[EXTRACT PROVIDED]

* * * * * * *

From a rebel its final on black vinyl
Soul, rock and roll comin’ like a rhino     (Rebel Without a Pause)

Because I’m militant
Posing a threat, you bet it’s fuckin’ up the government    (Black Steel in the Hour of Chaos)

The hardest hitting and best hip-hop LP I’ve ever heard, Public Enemy It Takes a Nation of Millions to Hold us Back* will forever be associated with Dire Straits for me.  True story.  Now Chuck D never played steel guitar whilst wearing a headband and Mark Knopfler was not well-known for his incendiary raps about black nationalism, but the association is real for me.

The week before the Use Your Illusions albums were released I found myself in my native Carmarthen with some dinero in my pocket and treated myself to two new cassettes, the brand-new In Every Street** and, on a whim, because I was a huge Beasties and Run DMC fan AND because I always loved their logo^*, Public Enemy Nation of Millions.  I Got both the suckers home and grooved a little despondently to the sub-par Dire Straits LP and put the Public Enemy on and … got scared.

I had genuinely never heard anything like it in my life.  I thought I knew hip-hop; I actually knew the square root of sweet fuck-all.  I can’t describe how the sound both attracted and repulsed (magnetic) me – I had never heard such density in music, such a level of stridency, intensity and carefully marshalled chaos.  Producers, The Bomb Squad did a hell of a job, I’ll go on record and say that Hank Shocklee is a straight up genius.  The sound is  as confrontational as the message; we get shards of hectoring dialogue, sirens, stabs of guitar, some rampant tomfoolery, some very unforgiving beats and some diamond hard rapping – it’s angry, barely contained and just spits at any sonic orthodoxy.  It bore no resemblance to anything from my world at that point.

I made myself play it over and over a few times, looking for things I could latch onto to make it less disorientating for me.  The crowd sequences on ‘Countdown to Armageddon’, the Slayer sampling ‘She Watch Channel Zero?!’, the name-dropping on ‘Bring The Noise’ and overall, simply one of the best bits of music I own, the prison-tastic ‘Black Steel In The Hour Of Chaos’.  I clung to all these hand holds on Nation of Millions and at some point, in the next few weeks I was transformed.  The fact that I really had to work at it is, I think, the reason it still has such an effect on me.

Where to start? I’ve just got to the point where I have absorbed this LP to the point where I can barely differentiate between any of the highlights, it’s part of my fabric.  Okay, I do have one fave, I may even have mentioned it earlier, ‘Black Steel in The Hour of Chaos’.  Right from the Stevie Wonder ‘get in that cell nigger!‘*^ sample and that unnerving Isaac Hayes piano loop you just know this is special.  This is easily Chuck D’s mightiest performance too, right from the beginning blast ‘I got a letter from the government the other day / I opened and read it, it said they were suckers’, it just gets better, cleverer (‘I’m on the tier where no tear should ever fall’), angrier and hits sublimity for me ‘A cell is hell, I’m a rebel so I rebel’ – my favourite line on the whole album^^.  It has a brilliant melody, a great narrative drive and even a happy ending, of sorts.  Perfection; if ever a track justified the existence of a whole genre of music this is it. Word.

* * * * * * *

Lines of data
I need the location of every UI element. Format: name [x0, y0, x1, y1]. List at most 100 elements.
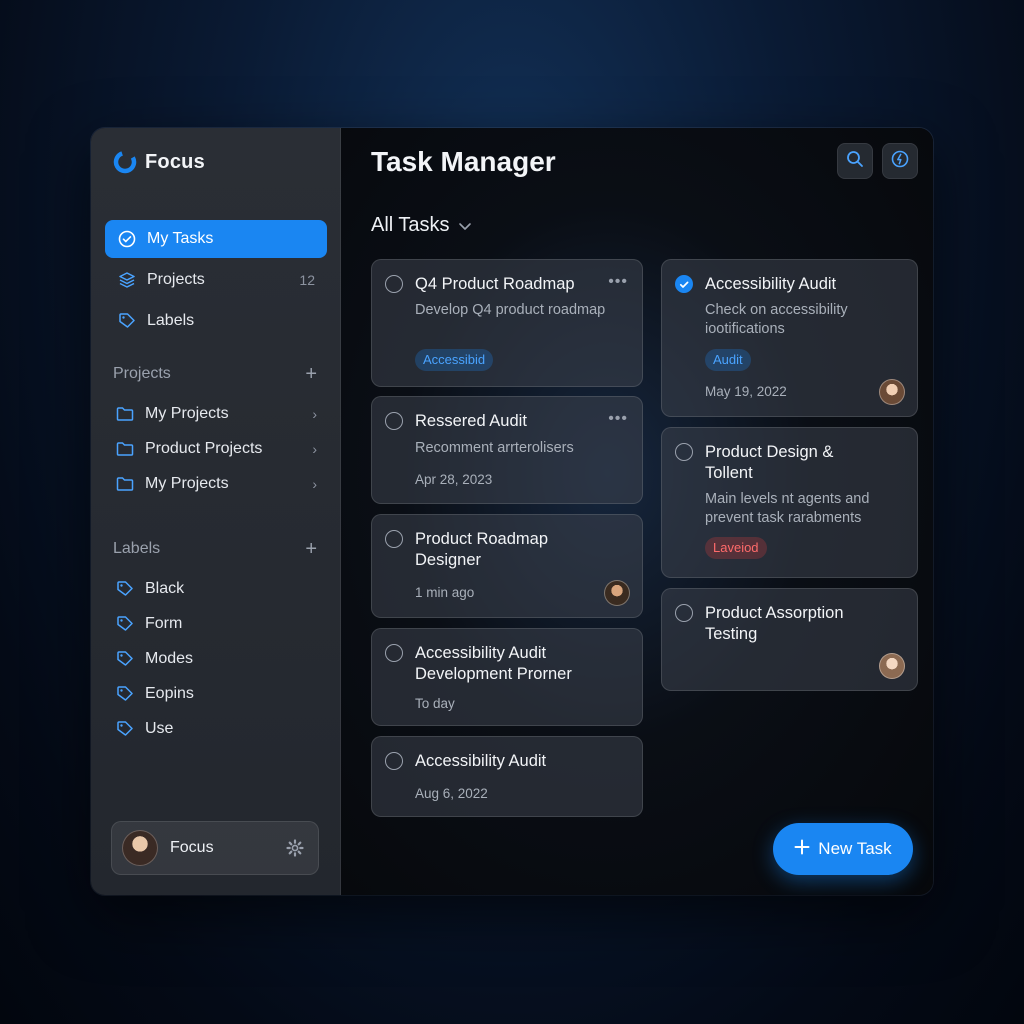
nav-item-label: Projects — [147, 271, 205, 288]
avatar — [879, 653, 905, 679]
folder-icon — [115, 474, 135, 494]
search-icon — [846, 150, 864, 173]
project-label: My Projects — [145, 474, 229, 492]
task-card[interactable]: Ressered Audit ••• Recomment arrterolise… — [371, 396, 643, 504]
activity-button[interactable] — [882, 143, 918, 179]
task-checkbox[interactable] — [385, 530, 403, 548]
label-item[interactable]: Form — [105, 606, 327, 641]
layers-icon — [117, 270, 137, 290]
avatar — [879, 379, 905, 405]
tag-icon — [115, 684, 135, 704]
task-checkbox[interactable] — [385, 275, 403, 293]
projects-list: My Projects › Product Projects › My Proj… — [105, 396, 327, 501]
projects-count-badge: 12 — [299, 272, 315, 288]
label-item[interactable]: Black — [105, 571, 327, 606]
task-checkbox-checked[interactable] — [675, 275, 693, 293]
task-title: Accessibility Audit Development Prorner — [415, 644, 572, 683]
label-item[interactable]: Eopins — [105, 676, 327, 711]
tag-icon — [115, 579, 135, 599]
task-checkbox[interactable] — [385, 412, 403, 430]
task-tag: Laveiod — [705, 537, 767, 559]
check-circle-icon — [117, 229, 137, 249]
nav-item-label: Labels — [147, 312, 195, 329]
task-tag: Accessibid — [415, 349, 494, 371]
app-name: Focus — [145, 150, 205, 173]
task-checkbox[interactable] — [385, 752, 403, 770]
chevron-down-icon — [458, 214, 472, 237]
folder-icon — [115, 404, 135, 424]
project-label: Product Projects — [145, 439, 263, 457]
task-title: Accessibility Audit — [705, 275, 837, 293]
brand[interactable]: Focus — [113, 150, 205, 174]
task-card[interactable]: Accessibility Audit Aug 6, 2022 — [371, 736, 643, 817]
plus-icon — [794, 839, 810, 860]
projects-heading: Projects — [113, 365, 171, 382]
user-name: Focus — [170, 839, 214, 856]
task-description: Develop Q4 product roadmap — [415, 302, 606, 318]
new-task-label: New Task — [818, 839, 892, 858]
add-label-plus-icon[interactable]: + — [305, 539, 317, 559]
label-text: Use — [145, 719, 174, 737]
label-text: Form — [145, 614, 183, 632]
task-card[interactable]: Product Assorption Testing — [661, 588, 918, 691]
task-date: Aug 6, 2022 — [415, 786, 488, 801]
main-nav: My Tasks Projects 12 Labels — [105, 220, 327, 343]
task-checkbox[interactable] — [675, 604, 693, 622]
project-label: My Projects — [145, 404, 229, 422]
search-button[interactable] — [837, 143, 873, 179]
chevron-right-icon: › — [312, 440, 317, 457]
task-card[interactable]: Accessibility Audit Development Prorner … — [371, 628, 643, 726]
page-title: Task Manager — [371, 146, 556, 177]
task-card[interactable]: Product Design & Tollent Main levels nt … — [661, 427, 918, 578]
task-card[interactable]: Product Roadmap Designer 1 min ago — [371, 514, 643, 618]
labels-section-header: Labels + — [113, 539, 317, 559]
nav-item-projects[interactable]: Projects 12 — [105, 261, 327, 299]
task-card[interactable]: Accessibility Audit Check on accessibili… — [661, 259, 918, 417]
more-options-icon[interactable]: ••• — [608, 410, 628, 428]
tag-icon — [115, 614, 135, 634]
nav-item-my-tasks[interactable]: My Tasks — [105, 220, 327, 258]
task-title: Product Assorption Testing — [705, 604, 844, 643]
project-item[interactable]: Product Projects › — [105, 431, 327, 466]
task-title: Ressered Audit — [415, 412, 527, 430]
task-date: To day — [415, 696, 455, 711]
task-card[interactable]: Q4 Product Roadmap ••• Develop Q4 produc… — [371, 259, 643, 387]
filter-label: All Tasks — [371, 214, 450, 236]
new-task-button[interactable]: New Task — [773, 823, 913, 875]
main-panel: Task Manager All Tasks Q4 Product Roadma… — [341, 128, 933, 895]
avatar — [122, 830, 158, 866]
gear-icon[interactable] — [286, 839, 304, 857]
tag-icon — [117, 311, 137, 331]
task-date: Apr 28, 2023 — [415, 472, 493, 487]
task-date: May 19, 2022 — [705, 384, 787, 399]
task-checkbox[interactable] — [385, 644, 403, 662]
projects-section-header: Projects + — [113, 364, 317, 384]
chevron-right-icon: › — [312, 475, 317, 492]
label-item[interactable]: Modes — [105, 641, 327, 676]
focus-logo-icon — [113, 150, 137, 174]
labels-heading: Labels — [113, 540, 161, 557]
task-title: Product Design & Tollent — [705, 443, 834, 482]
user-profile-card[interactable]: Focus — [111, 821, 319, 875]
task-date: 1 min ago — [415, 585, 475, 600]
task-description: Check on accessibility iootifications — [705, 302, 848, 337]
label-text: Eopins — [145, 684, 194, 702]
task-filter-dropdown[interactable]: All Tasks — [371, 214, 472, 237]
nav-item-label: My Tasks — [147, 230, 214, 247]
project-item[interactable]: My Projects › — [105, 396, 327, 431]
activity-icon — [891, 150, 909, 173]
add-project-plus-icon[interactable]: + — [305, 364, 317, 384]
app-window: Focus My Tasks Projects 12 Labels Projec… — [91, 128, 933, 895]
label-text: Black — [145, 579, 185, 597]
project-item[interactable]: My Projects › — [105, 466, 327, 501]
task-description: Recomment arrterolisers — [415, 440, 574, 456]
more-options-icon[interactable]: ••• — [608, 273, 628, 291]
sidebar: Focus My Tasks Projects 12 Labels Projec… — [91, 128, 341, 895]
chevron-right-icon: › — [312, 405, 317, 422]
label-item[interactable]: Use — [105, 711, 327, 746]
task-checkbox[interactable] — [675, 443, 693, 461]
task-tag: Audit — [705, 349, 751, 371]
task-description: Main levels nt agents and prevent task r… — [705, 491, 870, 526]
nav-item-labels[interactable]: Labels — [105, 302, 327, 340]
tag-icon — [115, 649, 135, 669]
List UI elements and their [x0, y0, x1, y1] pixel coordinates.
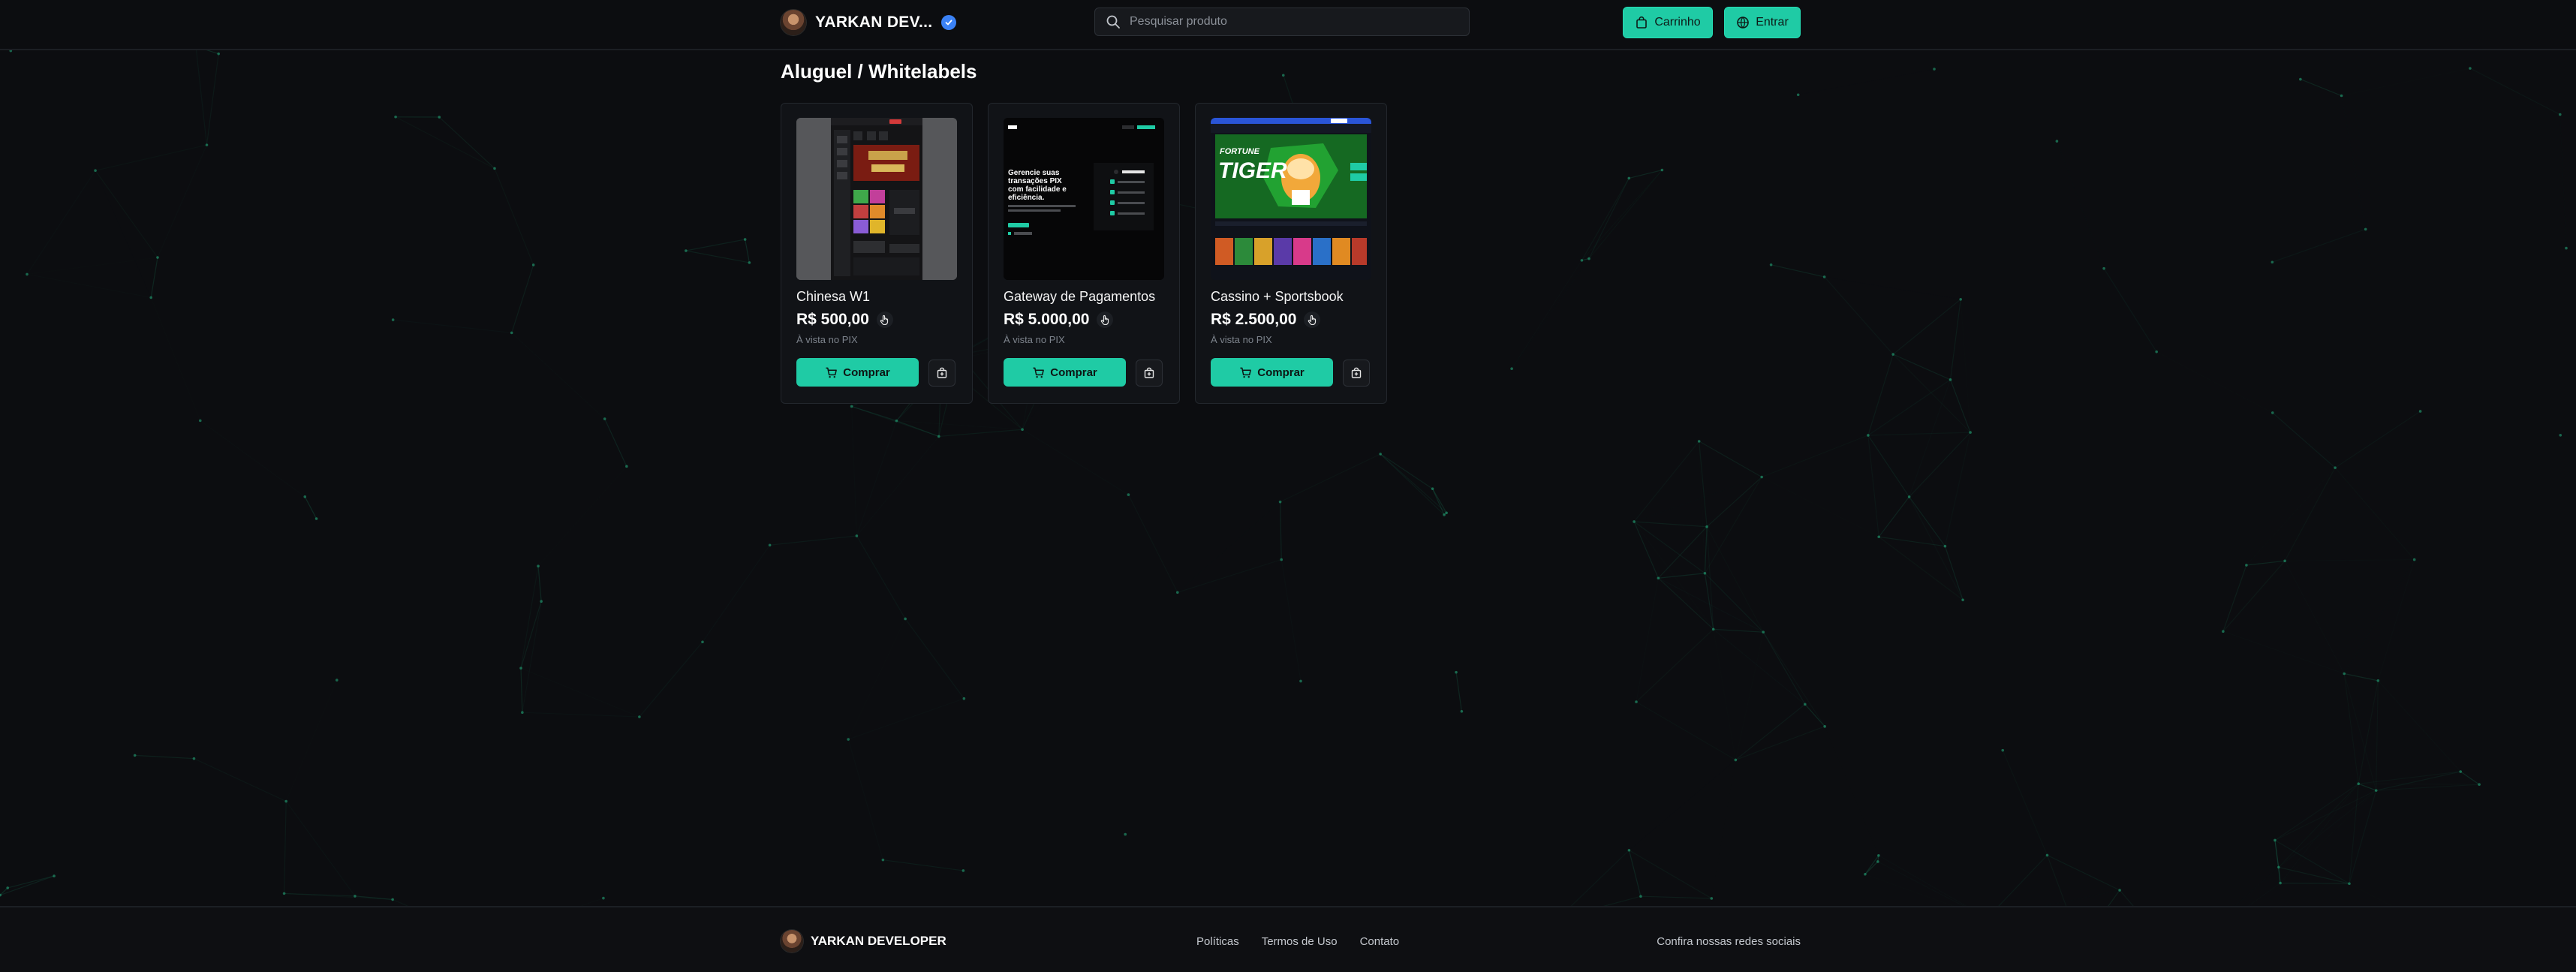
login-button-label: Entrar [1756, 16, 1789, 29]
svg-text:transações PIX: transações PIX [1008, 177, 1062, 185]
add-to-bag-button[interactable] [928, 360, 955, 387]
pointer-hand-icon [1304, 311, 1321, 328]
svg-text:FORTUNE: FORTUNE [1220, 147, 1260, 156]
product-title[interactable]: Cassino + Sportsbook [1211, 289, 1344, 305]
add-to-bag-button[interactable] [1136, 360, 1163, 387]
top-navbar: YARKAN DEV... Carrinho Entrar [0, 0, 2576, 50]
footer-link-contato[interactable]: Contato [1360, 935, 1400, 948]
bag-plus-icon [1144, 367, 1154, 378]
pointer-hand-icon [876, 311, 893, 328]
shopping-cart-icon [826, 367, 838, 378]
buy-button-label: Comprar [1050, 366, 1097, 379]
shopping-bag-icon [1636, 16, 1648, 29]
product-image[interactable]: FORTUNE TIGER [1211, 118, 1371, 280]
globe-icon [1737, 17, 1750, 29]
verified-badge-icon [941, 15, 957, 30]
footer-social-label[interactable]: Confira nossas redes sociais [1657, 935, 1801, 948]
avatar [781, 10, 806, 35]
product-image[interactable]: Gerencie suas transações PIX com facilid… [1004, 118, 1164, 280]
cart-button-label: Carrinho [1654, 16, 1701, 29]
product-title[interactable]: Chinesa W1 [796, 289, 870, 305]
login-button[interactable]: Entrar [1724, 7, 1801, 38]
footer-avatar [781, 930, 803, 952]
cart-button[interactable]: Carrinho [1623, 7, 1713, 38]
product-price: R$ 500,00 [796, 311, 869, 328]
svg-text:Gerencie suas: Gerencie suas [1008, 169, 1060, 177]
footer: YARKAN DEVELOPER Políticas Termos de Uso… [0, 906, 2576, 972]
svg-text:com facilidade e: com facilidade e [1008, 185, 1067, 194]
store-brand[interactable]: YARKAN DEV... [781, 10, 957, 35]
footer-links: Políticas Termos de Uso Contato [1196, 935, 1422, 948]
product-price: R$ 2.500,00 [1211, 311, 1297, 328]
buy-button-label: Comprar [843, 366, 890, 379]
product-title[interactable]: Gateway de Pagamentos [1004, 289, 1155, 305]
bag-plus-icon [937, 367, 947, 378]
footer-store-name: YARKAN DEVELOPER [811, 934, 946, 948]
add-to-bag-button[interactable] [1343, 360, 1370, 387]
price-row: R$ 5.000,00 [1004, 311, 1114, 329]
product-price: R$ 5.000,00 [1004, 311, 1090, 328]
search-icon [1106, 15, 1120, 29]
buy-button[interactable]: Comprar [1004, 358, 1126, 387]
svg-text:eficiência.: eficiência. [1008, 194, 1045, 202]
buy-button[interactable]: Comprar [1211, 358, 1333, 387]
shopping-cart-icon [1033, 367, 1045, 378]
section-title: Aluguel / Whitelabels [781, 60, 977, 83]
footer-link-termos[interactable]: Termos de Uso [1262, 935, 1338, 948]
price-row: R$ 500,00 [796, 311, 893, 329]
footer-link-politicas[interactable]: Políticas [1196, 935, 1239, 948]
svg-text:TIGER: TIGER [1218, 158, 1287, 183]
price-row: R$ 2.500,00 [1211, 311, 1321, 329]
store-name: YARKAN DEV... [815, 14, 933, 31]
payment-note: À vista no PIX [1211, 334, 1272, 345]
shopping-cart-icon [1240, 367, 1252, 378]
buy-button[interactable]: Comprar [796, 358, 919, 387]
payment-note: À vista no PIX [796, 334, 858, 345]
pointer-hand-icon [1097, 311, 1114, 328]
search-bar[interactable] [1094, 8, 1470, 36]
product-image[interactable] [796, 118, 957, 280]
product-card[interactable]: Gerencie suas transações PIX com facilid… [988, 103, 1180, 404]
payment-note: À vista no PIX [1004, 334, 1065, 345]
product-card[interactable]: FORTUNE TIGER Cassino + Sportsbook R$ 2.… [1195, 103, 1387, 404]
product-card[interactable]: Chinesa W1 R$ 500,00 À vista no PIX Comp… [781, 103, 973, 404]
buy-button-label: Comprar [1257, 366, 1305, 379]
search-input[interactable] [1130, 8, 1469, 35]
footer-brand[interactable]: YARKAN DEVELOPER [781, 930, 946, 952]
bag-plus-icon [1351, 367, 1362, 378]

* * * * * * *

[GIVEN PROBLEM A] List each song title that the Public Enemy album review puts inside single quotation marks, giving every title once.
[GIVEN PROBLEM B] Pick up the Public Enemy album review where it stops and write what comes next.
Nothing in the records is needed.

[RESULT A]
'Countdown to Armageddon'
'She Watch Channel Zero?!'
'Bring The Noise'
'Black Steel In The Hour Of Chaos'

[RESULT B]
One thing I’ve grown to love about Nation of Millions over the years is the whole irritating court jester presence of Flavor Flav.  I could never understand why they gave this clock-totin’ squirt any airtime at all, their videos are full of unfunny skits of his and I could never fathom why Public Enemy pounded and propounded such a serious venomous message and yet allowed his clowning all over it, the intro to ‘Louder Than a Bomb’ or his own track ‘Cold Lampin With Flavor Flav’.  Then the ground shifted again a few months later and it all swam into focus for me, it is fucking Shakespearian!  Comic relief: you use a truth-speaking fool occasionally to prick the pomposity of those around them to keep everyone at ease and alert for all the higher concept stuff.  Which is exactly the same reason Public Enemy include a few calming musical interludes here and there on the album as well.

I still love their ethos, unapologetically militant and political, no disrespecting women, disciplined, focused, no shite sex rhymes to sell more records, rightfully paranoid and using some very minimal, but beautifully targeted, cussing to get the job done.  Their LPs were educational for me, the album takes its name from (a slightly altered) Jack Johnson quote and whilst some of their heroes turned out to have some dubious views, it encouraged debate at least.  Nation of Millions is why I ended up hating all that Cali laid-back materialistic watered-down shite that hip-hop went on to be in the 90s, it just showed what could be done with the music with enough talent and drive.

Some highlights?

  • Terminator X to the Edge of Panic – the sample from Queen ‘Flash Gordon’ is pure genius.
  • Rebel Without a Pause – that incessant, squealing sample that you just can’t shake loose.
  • Show ’em Whatcha Got – it just worms its way into your brain and stays there.  I found myself humming it all the way through a meeting today.
  • Party For Your Right To Fight – just the title.  I mean, come on! Chuck D was always a great friend to and defender of the Beastie Boys.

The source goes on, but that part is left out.